── LISTED RECORDS ──

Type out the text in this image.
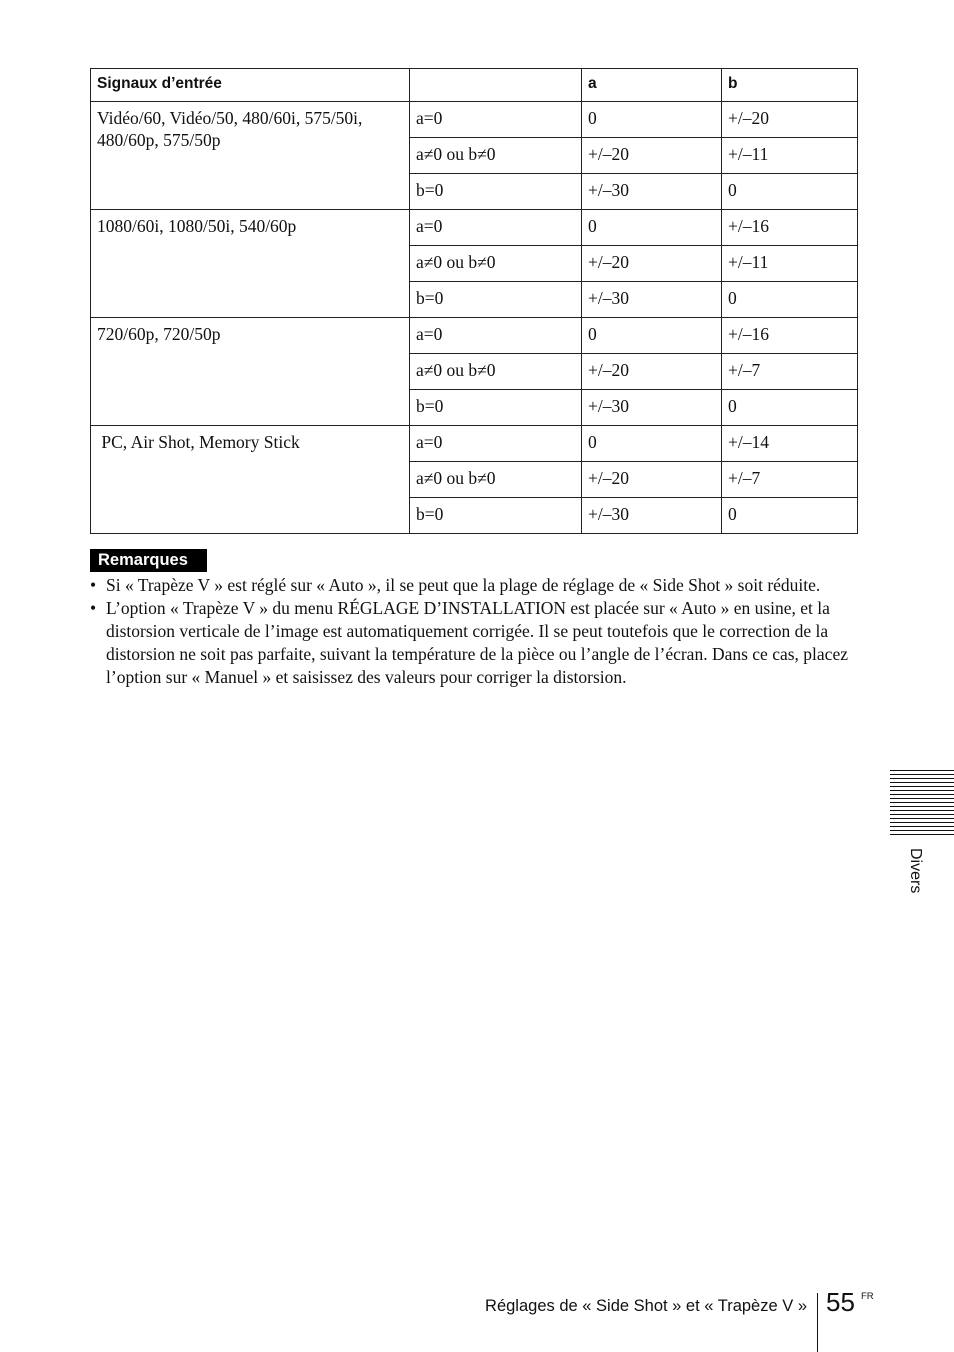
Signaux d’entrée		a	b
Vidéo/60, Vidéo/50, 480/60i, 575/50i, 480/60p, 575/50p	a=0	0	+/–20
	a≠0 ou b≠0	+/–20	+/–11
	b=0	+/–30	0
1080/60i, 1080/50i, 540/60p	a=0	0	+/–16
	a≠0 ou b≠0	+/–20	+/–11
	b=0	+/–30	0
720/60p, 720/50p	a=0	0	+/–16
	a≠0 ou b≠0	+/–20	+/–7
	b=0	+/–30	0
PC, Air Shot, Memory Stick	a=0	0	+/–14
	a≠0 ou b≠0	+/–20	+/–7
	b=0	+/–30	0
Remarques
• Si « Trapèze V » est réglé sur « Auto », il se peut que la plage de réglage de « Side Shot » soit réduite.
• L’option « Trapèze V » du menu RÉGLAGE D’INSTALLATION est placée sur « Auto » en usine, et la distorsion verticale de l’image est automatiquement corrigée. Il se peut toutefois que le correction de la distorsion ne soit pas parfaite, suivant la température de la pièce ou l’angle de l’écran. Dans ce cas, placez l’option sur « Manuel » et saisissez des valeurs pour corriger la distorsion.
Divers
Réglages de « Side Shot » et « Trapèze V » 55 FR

───

Pick out each line that holds the string "soit".

• Si « Trapèze V » est réglé sur « Auto », il se peut que la plage de réglage de « Side Shot » soit réduite.
• L’option « Trapèze V » du menu RÉGLAGE D’INSTALLATION est placée sur « Auto » en usine, et la distorsion verticale de l’image est automatiquement corrigée. Il se peut toutefois que le correction de la distorsion ne soit pas parfaite, suivant la température de la pièce ou l’angle de l’écran. Dans ce cas, placez l’option sur « Manuel » et saisissez des valeurs pour corriger la distorsion.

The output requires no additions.